- **Written problem**: Say how many lines of the material below contain the word "transaction", with no other words.

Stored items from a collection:
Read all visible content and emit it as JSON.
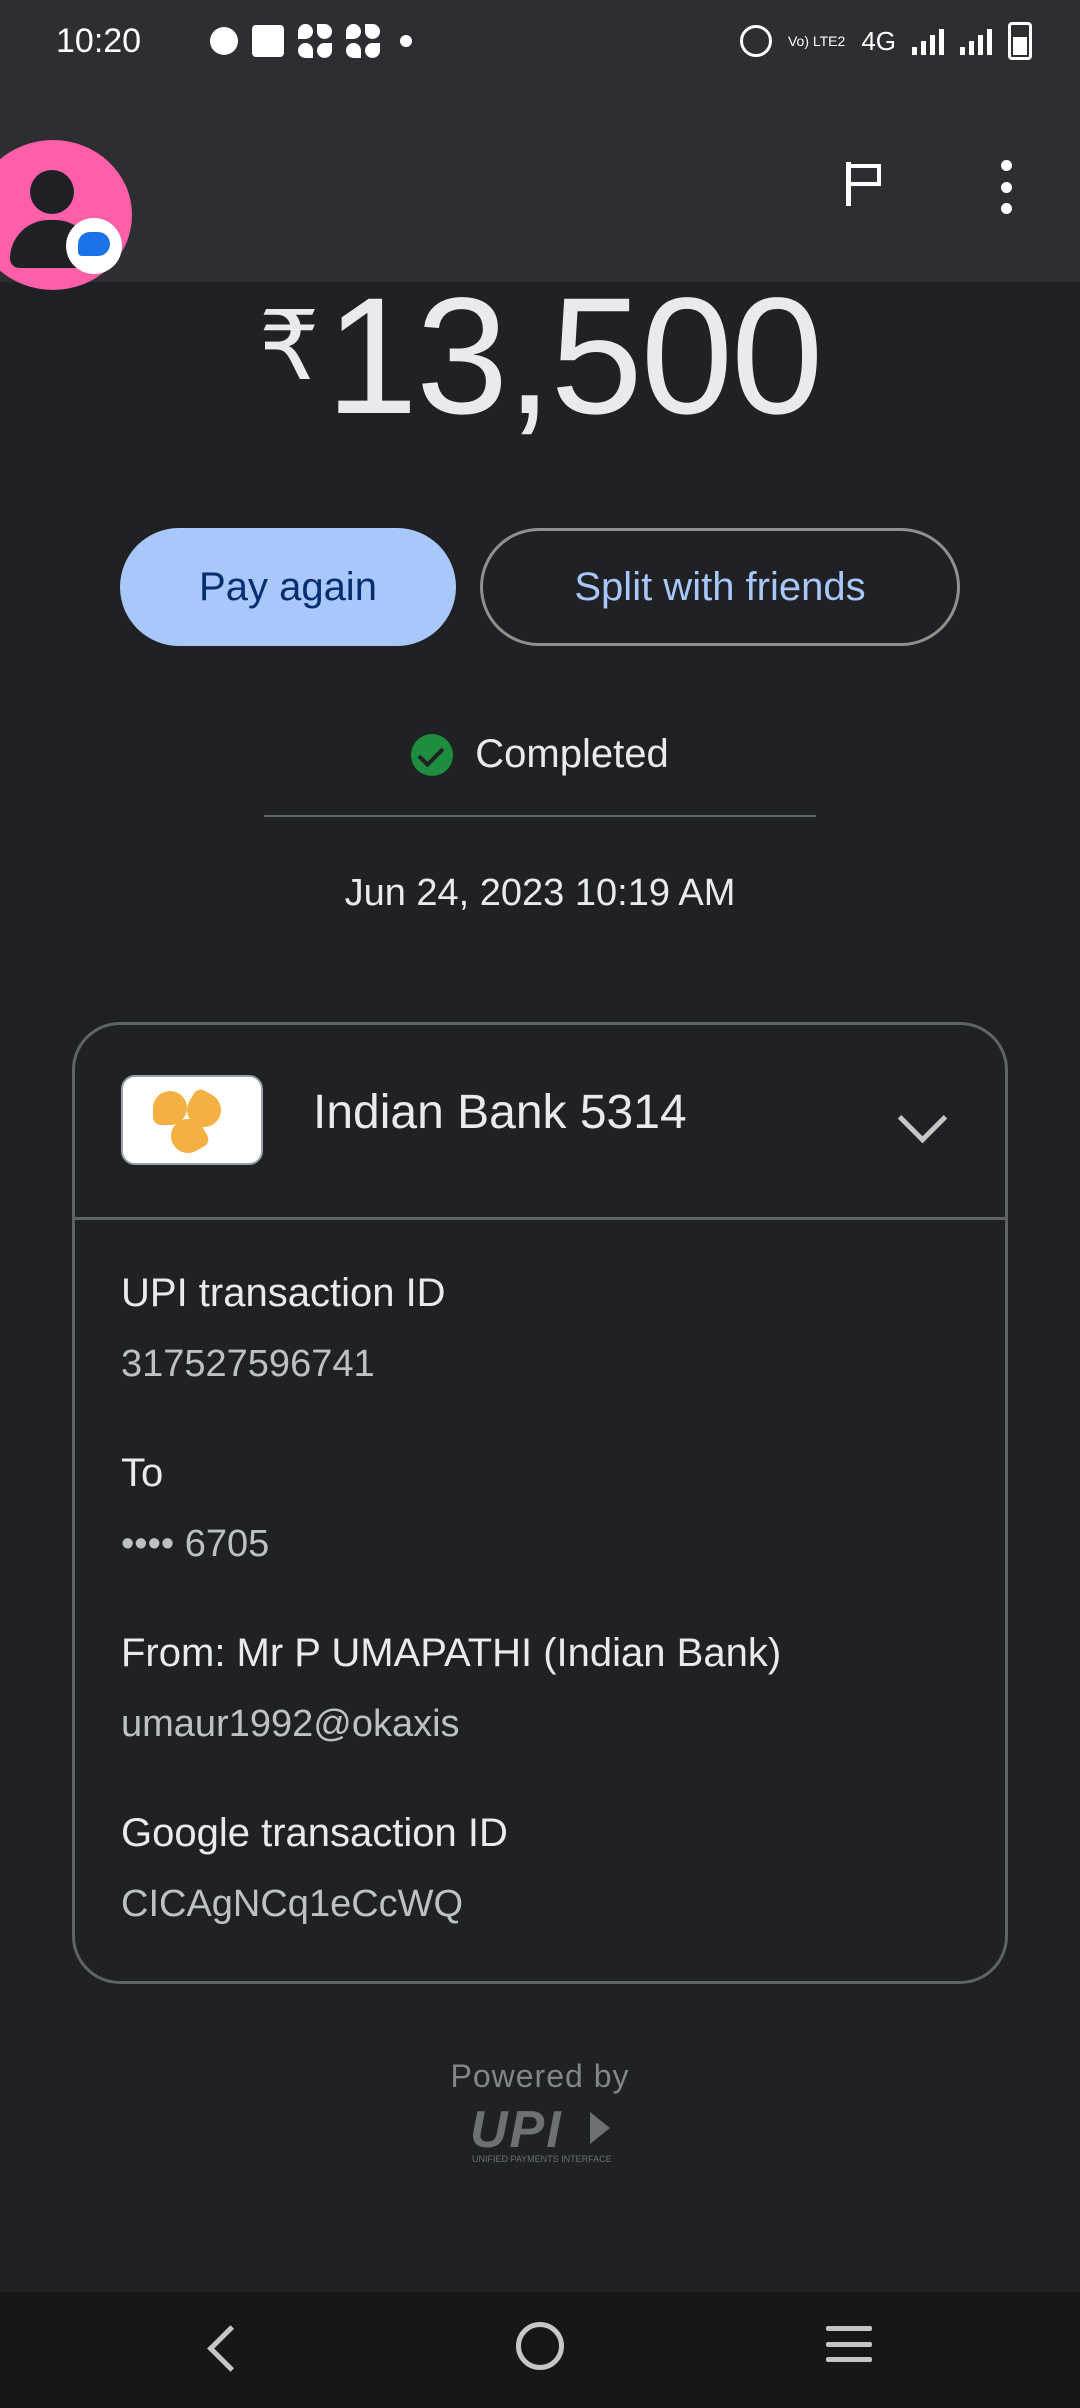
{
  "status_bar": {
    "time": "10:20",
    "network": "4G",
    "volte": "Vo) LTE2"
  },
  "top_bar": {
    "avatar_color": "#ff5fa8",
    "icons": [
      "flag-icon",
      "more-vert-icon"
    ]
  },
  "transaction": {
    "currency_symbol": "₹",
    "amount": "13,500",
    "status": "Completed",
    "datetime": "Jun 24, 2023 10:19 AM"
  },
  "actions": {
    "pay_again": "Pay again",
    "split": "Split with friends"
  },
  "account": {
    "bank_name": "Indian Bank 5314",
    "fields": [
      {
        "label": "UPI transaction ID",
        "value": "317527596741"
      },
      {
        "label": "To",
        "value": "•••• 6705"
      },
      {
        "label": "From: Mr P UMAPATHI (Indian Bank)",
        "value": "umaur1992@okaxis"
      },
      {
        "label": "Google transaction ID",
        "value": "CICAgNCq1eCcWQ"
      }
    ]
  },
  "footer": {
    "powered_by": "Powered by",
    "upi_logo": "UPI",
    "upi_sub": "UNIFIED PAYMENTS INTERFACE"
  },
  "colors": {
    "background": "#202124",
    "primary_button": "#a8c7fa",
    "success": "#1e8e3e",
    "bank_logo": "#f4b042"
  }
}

- **Answer to this exercise**: 3